◆ **What is needed**
Without including any pictures, copy each entry below exactly.

[Start of Data records]

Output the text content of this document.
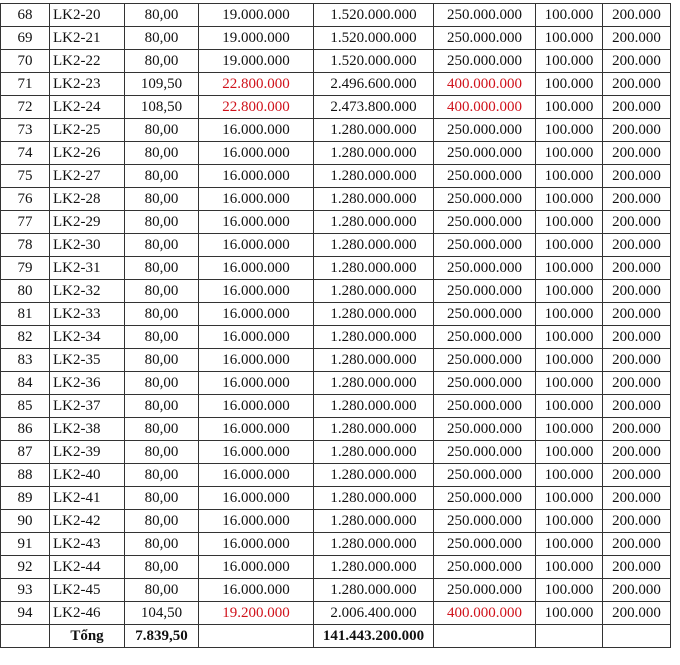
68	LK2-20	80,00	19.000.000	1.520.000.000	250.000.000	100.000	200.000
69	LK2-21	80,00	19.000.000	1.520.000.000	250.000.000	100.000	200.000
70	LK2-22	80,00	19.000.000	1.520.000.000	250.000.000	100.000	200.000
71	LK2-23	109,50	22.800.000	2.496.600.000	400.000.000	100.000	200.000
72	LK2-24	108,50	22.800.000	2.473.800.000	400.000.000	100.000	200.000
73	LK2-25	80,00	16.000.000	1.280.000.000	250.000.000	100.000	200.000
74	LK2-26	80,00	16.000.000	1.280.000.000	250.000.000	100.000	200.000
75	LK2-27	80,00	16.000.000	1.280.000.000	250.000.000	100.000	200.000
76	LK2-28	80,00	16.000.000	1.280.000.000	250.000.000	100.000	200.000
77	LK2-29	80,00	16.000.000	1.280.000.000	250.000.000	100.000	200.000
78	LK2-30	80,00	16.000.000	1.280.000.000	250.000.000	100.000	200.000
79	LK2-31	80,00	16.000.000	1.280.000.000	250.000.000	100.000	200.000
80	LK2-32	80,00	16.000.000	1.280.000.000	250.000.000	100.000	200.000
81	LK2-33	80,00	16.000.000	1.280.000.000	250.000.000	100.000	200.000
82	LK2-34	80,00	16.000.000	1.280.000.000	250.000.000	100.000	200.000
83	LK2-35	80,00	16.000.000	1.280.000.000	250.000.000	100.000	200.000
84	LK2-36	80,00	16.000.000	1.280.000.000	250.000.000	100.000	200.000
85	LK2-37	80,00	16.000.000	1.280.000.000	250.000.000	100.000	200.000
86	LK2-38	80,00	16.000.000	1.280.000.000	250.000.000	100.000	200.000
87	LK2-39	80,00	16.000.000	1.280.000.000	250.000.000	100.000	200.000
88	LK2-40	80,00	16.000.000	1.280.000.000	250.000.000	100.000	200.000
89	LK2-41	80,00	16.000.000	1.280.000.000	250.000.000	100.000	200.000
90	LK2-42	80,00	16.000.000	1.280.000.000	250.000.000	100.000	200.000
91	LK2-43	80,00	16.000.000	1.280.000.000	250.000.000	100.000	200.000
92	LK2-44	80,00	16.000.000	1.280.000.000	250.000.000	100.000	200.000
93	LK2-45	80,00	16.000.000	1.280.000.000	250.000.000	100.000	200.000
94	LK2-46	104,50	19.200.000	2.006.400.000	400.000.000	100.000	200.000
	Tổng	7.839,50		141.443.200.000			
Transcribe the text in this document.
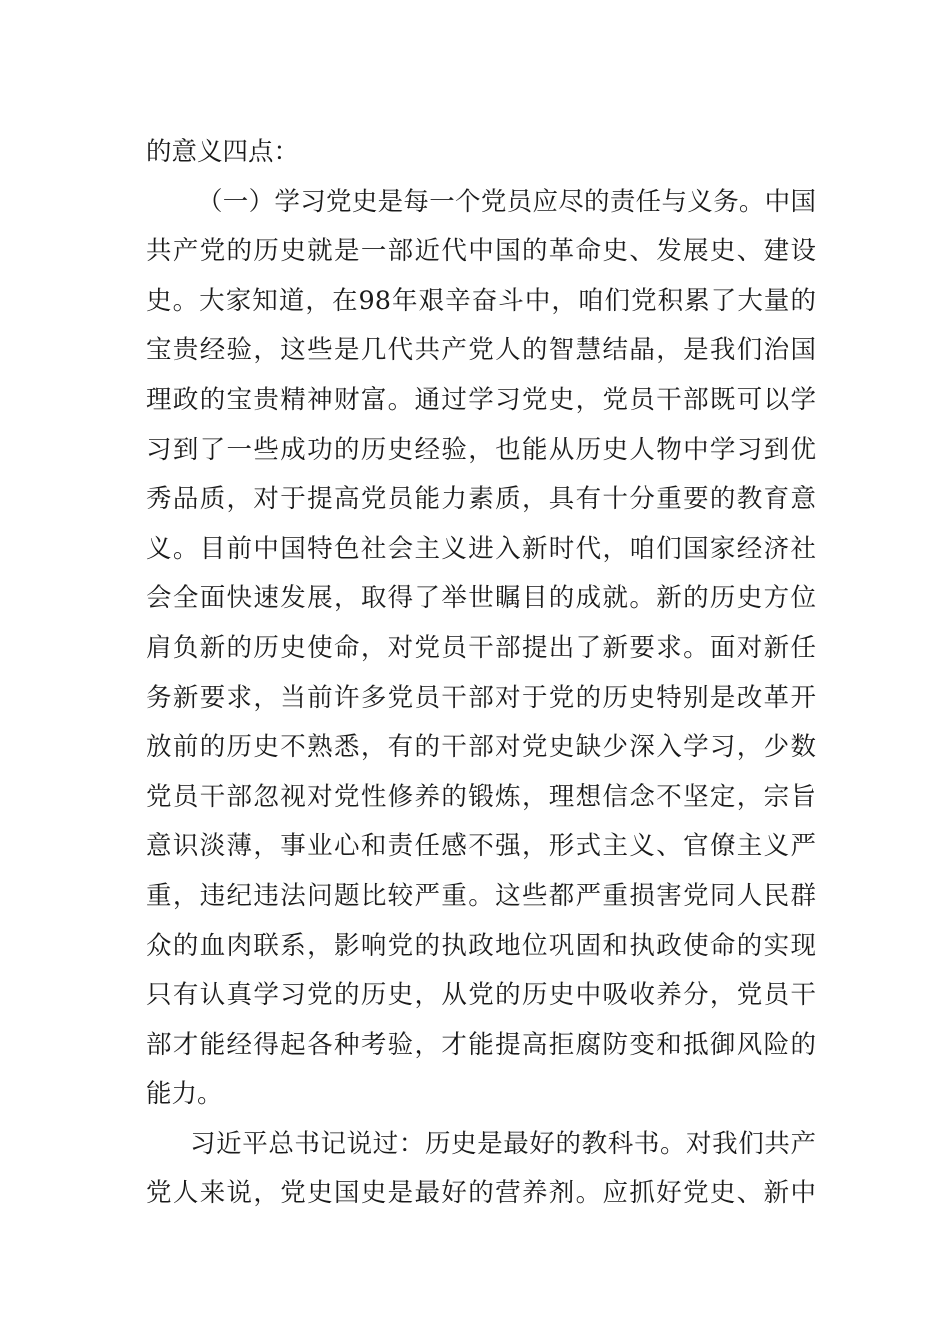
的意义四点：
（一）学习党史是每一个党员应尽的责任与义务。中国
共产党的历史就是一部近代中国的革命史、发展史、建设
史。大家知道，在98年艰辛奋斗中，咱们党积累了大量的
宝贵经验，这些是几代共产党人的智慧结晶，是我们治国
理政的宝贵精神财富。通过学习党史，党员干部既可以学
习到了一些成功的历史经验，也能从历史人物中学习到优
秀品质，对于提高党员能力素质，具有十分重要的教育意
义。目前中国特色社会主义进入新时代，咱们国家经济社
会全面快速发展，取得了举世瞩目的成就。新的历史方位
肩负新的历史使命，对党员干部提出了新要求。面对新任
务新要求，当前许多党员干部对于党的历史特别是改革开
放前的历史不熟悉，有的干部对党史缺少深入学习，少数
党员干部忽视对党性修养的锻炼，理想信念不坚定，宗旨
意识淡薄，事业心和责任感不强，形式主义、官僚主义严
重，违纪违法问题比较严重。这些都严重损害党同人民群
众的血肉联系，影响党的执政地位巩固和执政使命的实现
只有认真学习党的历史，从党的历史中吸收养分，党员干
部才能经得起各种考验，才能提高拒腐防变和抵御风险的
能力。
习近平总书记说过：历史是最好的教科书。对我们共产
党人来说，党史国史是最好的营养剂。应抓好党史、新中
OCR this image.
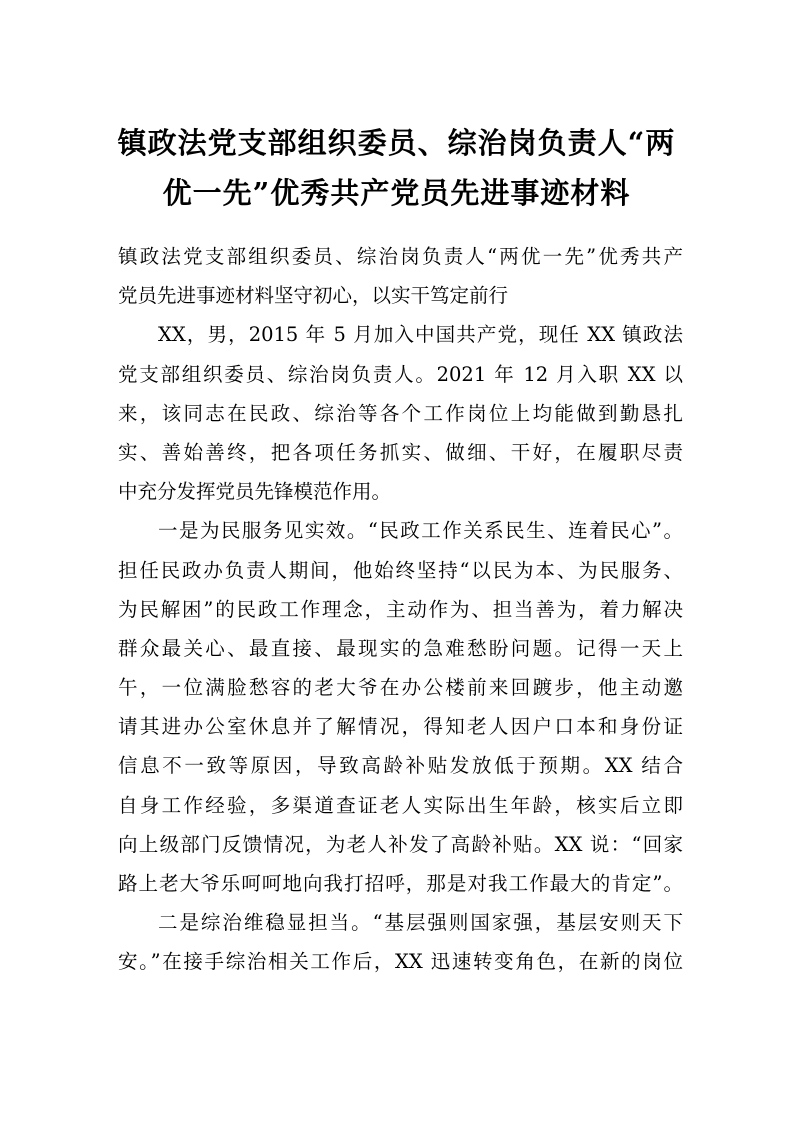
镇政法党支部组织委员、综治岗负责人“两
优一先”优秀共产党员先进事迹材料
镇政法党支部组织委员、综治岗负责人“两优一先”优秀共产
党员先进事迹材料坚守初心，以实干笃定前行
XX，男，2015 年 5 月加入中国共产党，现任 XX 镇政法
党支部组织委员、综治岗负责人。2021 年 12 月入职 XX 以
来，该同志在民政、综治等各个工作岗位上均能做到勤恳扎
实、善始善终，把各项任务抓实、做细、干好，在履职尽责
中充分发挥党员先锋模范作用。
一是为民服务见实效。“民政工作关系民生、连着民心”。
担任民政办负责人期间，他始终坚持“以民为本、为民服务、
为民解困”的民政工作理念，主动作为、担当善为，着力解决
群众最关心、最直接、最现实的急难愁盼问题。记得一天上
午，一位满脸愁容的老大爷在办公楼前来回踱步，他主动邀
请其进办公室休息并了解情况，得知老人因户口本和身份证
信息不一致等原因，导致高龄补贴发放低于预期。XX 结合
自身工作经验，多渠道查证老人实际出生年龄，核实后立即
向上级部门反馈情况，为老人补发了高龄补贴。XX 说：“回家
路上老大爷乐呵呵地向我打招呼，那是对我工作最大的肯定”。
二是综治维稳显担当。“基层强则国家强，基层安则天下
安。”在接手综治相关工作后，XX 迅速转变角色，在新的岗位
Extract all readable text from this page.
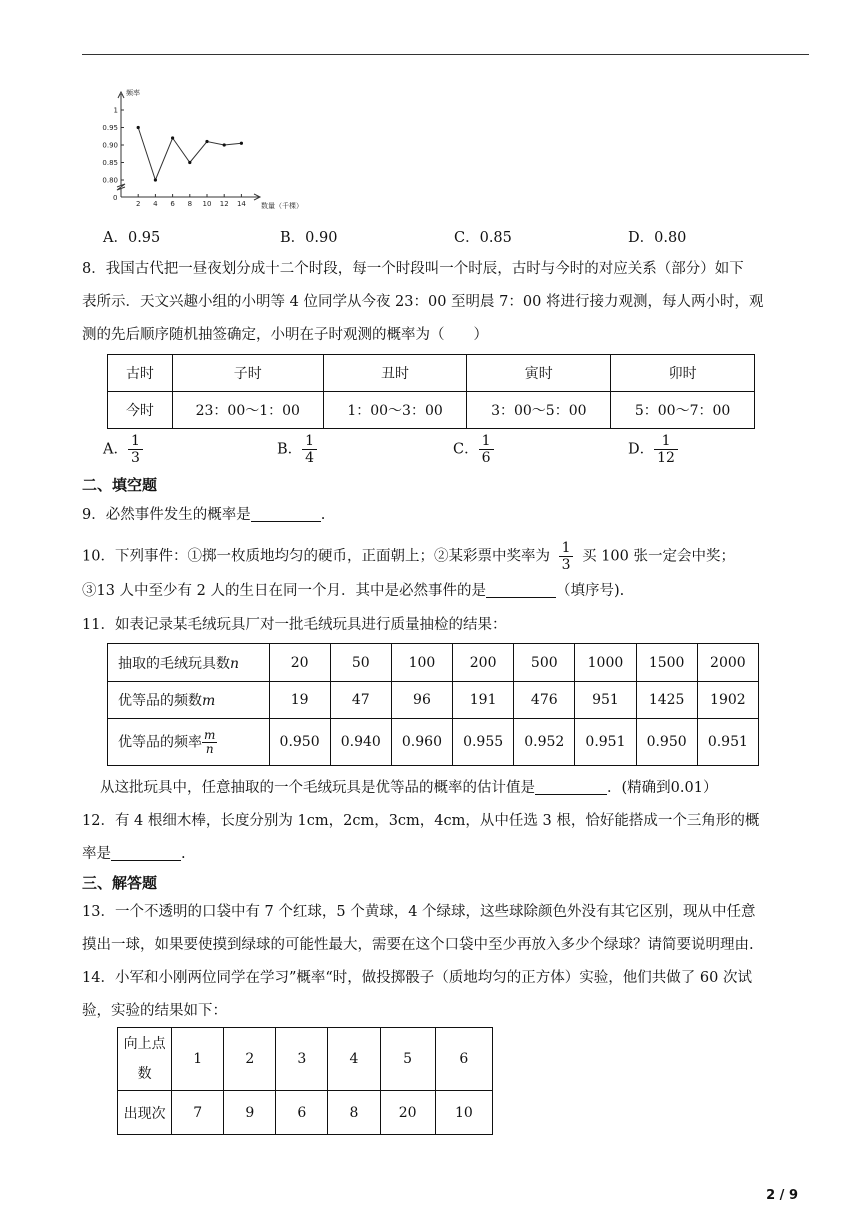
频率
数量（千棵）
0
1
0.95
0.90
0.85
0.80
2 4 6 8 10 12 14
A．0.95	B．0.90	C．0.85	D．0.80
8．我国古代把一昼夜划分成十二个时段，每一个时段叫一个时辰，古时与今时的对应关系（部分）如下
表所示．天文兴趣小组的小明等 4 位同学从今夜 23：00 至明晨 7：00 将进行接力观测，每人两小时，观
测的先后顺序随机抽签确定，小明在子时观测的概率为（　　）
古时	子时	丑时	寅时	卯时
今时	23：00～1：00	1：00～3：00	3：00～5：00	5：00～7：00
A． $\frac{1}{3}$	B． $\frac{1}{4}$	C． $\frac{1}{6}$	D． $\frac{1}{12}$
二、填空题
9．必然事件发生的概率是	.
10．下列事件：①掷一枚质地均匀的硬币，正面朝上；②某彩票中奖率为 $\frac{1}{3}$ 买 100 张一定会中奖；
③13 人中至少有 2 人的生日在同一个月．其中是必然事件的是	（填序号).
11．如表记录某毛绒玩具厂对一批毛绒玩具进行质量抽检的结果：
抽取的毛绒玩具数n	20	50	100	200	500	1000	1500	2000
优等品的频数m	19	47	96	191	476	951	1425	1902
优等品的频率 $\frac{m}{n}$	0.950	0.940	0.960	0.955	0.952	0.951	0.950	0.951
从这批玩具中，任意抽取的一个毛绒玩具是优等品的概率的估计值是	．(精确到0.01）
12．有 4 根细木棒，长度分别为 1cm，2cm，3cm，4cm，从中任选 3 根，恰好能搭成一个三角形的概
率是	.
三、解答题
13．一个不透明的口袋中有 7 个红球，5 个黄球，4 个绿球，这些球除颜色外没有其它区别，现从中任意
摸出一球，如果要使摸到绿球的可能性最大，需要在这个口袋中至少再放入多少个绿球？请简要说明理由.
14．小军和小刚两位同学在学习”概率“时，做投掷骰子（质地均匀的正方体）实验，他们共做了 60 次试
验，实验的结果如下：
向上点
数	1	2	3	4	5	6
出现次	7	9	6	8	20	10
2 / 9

[End of Data records]

◆ **Exercise response**
Output the text content of this document.
68	LK2-20	80,00	19.000.000	1.520.000.000	250.000.000	100.000	200.000
69	LK2-21	80,00	19.000.000	1.520.000.000	250.000.000	100.000	200.000
70	LK2-22	80,00	19.000.000	1.520.000.000	250.000.000	100.000	200.000
71	LK2-23	109,50	22.800.000	2.496.600.000	400.000.000	100.000	200.000
72	LK2-24	108,50	22.800.000	2.473.800.000	400.000.000	100.000	200.000
73	LK2-25	80,00	16.000.000	1.280.000.000	250.000.000	100.000	200.000
74	LK2-26	80,00	16.000.000	1.280.000.000	250.000.000	100.000	200.000
75	LK2-27	80,00	16.000.000	1.280.000.000	250.000.000	100.000	200.000
76	LK2-28	80,00	16.000.000	1.280.000.000	250.000.000	100.000	200.000
77	LK2-29	80,00	16.000.000	1.280.000.000	250.000.000	100.000	200.000
78	LK2-30	80,00	16.000.000	1.280.000.000	250.000.000	100.000	200.000
79	LK2-31	80,00	16.000.000	1.280.000.000	250.000.000	100.000	200.000
80	LK2-32	80,00	16.000.000	1.280.000.000	250.000.000	100.000	200.000
81	LK2-33	80,00	16.000.000	1.280.000.000	250.000.000	100.000	200.000
82	LK2-34	80,00	16.000.000	1.280.000.000	250.000.000	100.000	200.000
83	LK2-35	80,00	16.000.000	1.280.000.000	250.000.000	100.000	200.000
84	LK2-36	80,00	16.000.000	1.280.000.000	250.000.000	100.000	200.000
85	LK2-37	80,00	16.000.000	1.280.000.000	250.000.000	100.000	200.000
86	LK2-38	80,00	16.000.000	1.280.000.000	250.000.000	100.000	200.000
87	LK2-39	80,00	16.000.000	1.280.000.000	250.000.000	100.000	200.000
88	LK2-40	80,00	16.000.000	1.280.000.000	250.000.000	100.000	200.000
89	LK2-41	80,00	16.000.000	1.280.000.000	250.000.000	100.000	200.000
90	LK2-42	80,00	16.000.000	1.280.000.000	250.000.000	100.000	200.000
91	LK2-43	80,00	16.000.000	1.280.000.000	250.000.000	100.000	200.000
92	LK2-44	80,00	16.000.000	1.280.000.000	250.000.000	100.000	200.000
93	LK2-45	80,00	16.000.000	1.280.000.000	250.000.000	100.000	200.000
94	LK2-46	104,50	19.200.000	2.006.400.000	400.000.000	100.000	200.000
	Tổng	7.839,50		141.443.200.000			
Transcribe the text in this document.
的意义四点：
（一）学习党史是每一个党员应尽的责任与义务。中国
共产党的历史就是一部近代中国的革命史、发展史、建设
史。大家知道，在98年艰辛奋斗中，咱们党积累了大量的
宝贵经验，这些是几代共产党人的智慧结晶，是我们治国
理政的宝贵精神财富。通过学习党史，党员干部既可以学
习到了一些成功的历史经验，也能从历史人物中学习到优
秀品质，对于提高党员能力素质，具有十分重要的教育意
义。目前中国特色社会主义进入新时代，咱们国家经济社
会全面快速发展，取得了举世瞩目的成就。新的历史方位
肩负新的历史使命，对党员干部提出了新要求。面对新任
务新要求，当前许多党员干部对于党的历史特别是改革开
放前的历史不熟悉，有的干部对党史缺少深入学习，少数
党员干部忽视对党性修养的锻炼，理想信念不坚定，宗旨
意识淡薄，事业心和责任感不强，形式主义、官僚主义严
重，违纪违法问题比较严重。这些都严重损害党同人民群
众的血肉联系，影响党的执政地位巩固和执政使命的实现
只有认真学习党的历史，从党的历史中吸收养分，党员干
部才能经得起各种考验，才能提高拒腐防变和抵御风险的
能力。
习近平总书记说过：历史是最好的教科书。对我们共产
党人来说，党史国史是最好的营养剂。应抓好党史、新中
OCR this image.
镇政法党支部组织委员、综治岗负责人“两
优一先”优秀共产党员先进事迹材料
镇政法党支部组织委员、综治岗负责人“两优一先”优秀共产
党员先进事迹材料坚守初心，以实干笃定前行
XX，男，2015 年 5 月加入中国共产党，现任 XX 镇政法
党支部组织委员、综治岗负责人。2021 年 12 月入职 XX 以
来，该同志在民政、综治等各个工作岗位上均能做到勤恳扎
实、善始善终，把各项任务抓实、做细、干好，在履职尽责
中充分发挥党员先锋模范作用。
一是为民服务见实效。“民政工作关系民生、连着民心”。
担任民政办负责人期间，他始终坚持“以民为本、为民服务、
为民解困”的民政工作理念，主动作为、担当善为，着力解决
群众最关心、最直接、最现实的急难愁盼问题。记得一天上
午，一位满脸愁容的老大爷在办公楼前来回踱步，他主动邀
请其进办公室休息并了解情况，得知老人因户口本和身份证
信息不一致等原因，导致高龄补贴发放低于预期。XX 结合
自身工作经验，多渠道查证老人实际出生年龄，核实后立即
向上级部门反馈情况，为老人补发了高龄补贴。XX 说：“回家
路上老大爷乐呵呵地向我打招呼，那是对我工作最大的肯定”。
二是综治维稳显担当。“基层强则国家强，基层安则天下
安。”在接手综治相关工作后，XX 迅速转变角色，在新的岗位
Extract all readable text from this page.
频率
数量（千棵）
0
1
0.95
0.90
0.85
0.80
2 4 6 8 10 12 14
A．0.95	B．0.90	C．0.85	D．0.80
8．我国古代把一昼夜划分成十二个时段，每一个时段叫一个时辰，古时与今时的对应关系（部分）如下
表所示．天文兴趣小组的小明等 4 位同学从今夜 23：00 至明晨 7：00 将进行接力观测，每人两小时，观
测的先后顺序随机抽签确定，小明在子时观测的概率为（　　）
古时	子时	丑时	寅时	卯时
今时	23：00～1：00	1：00～3：00	3：00～5：00	5：00～7：00
A． $\frac{1}{3}$	B． $\frac{1}{4}$	C． $\frac{1}{6}$	D． $\frac{1}{12}$
二、填空题
9．必然事件发生的概率是	.
10．下列事件：①掷一枚质地均匀的硬币，正面朝上；②某彩票中奖率为 $\frac{1}{3}$ 买 100 张一定会中奖；
③13 人中至少有 2 人的生日在同一个月．其中是必然事件的是	（填序号).
11．如表记录某毛绒玩具厂对一批毛绒玩具进行质量抽检的结果：
抽取的毛绒玩具数n	20	50	100	200	500	1000	1500	2000
优等品的频数m	19	47	96	191	476	951	1425	1902
优等品的频率 $\frac{m}{n}$	0.950	0.940	0.960	0.955	0.952	0.951	0.950	0.951
从这批玩具中，任意抽取的一个毛绒玩具是优等品的概率的估计值是	．(精确到0.01）
12．有 4 根细木棒，长度分别为 1cm，2cm，3cm，4cm，从中任选 3 根，恰好能搭成一个三角形的概
率是	.
三、解答题
13．一个不透明的口袋中有 7 个红球，5 个黄球，4 个绿球，这些球除颜色外没有其它区别，现从中任意
摸出一球，如果要使摸到绿球的可能性最大，需要在这个口袋中至少再放入多少个绿球？请简要说明理由.
14．小军和小刚两位同学在学习”概率“时，做投掷骰子（质地均匀的正方体）实验，他们共做了 60 次试
验，实验的结果如下：
向上点
数	1	2	3	4	5	6
出现次	7	9	6	8	20	10
2 / 9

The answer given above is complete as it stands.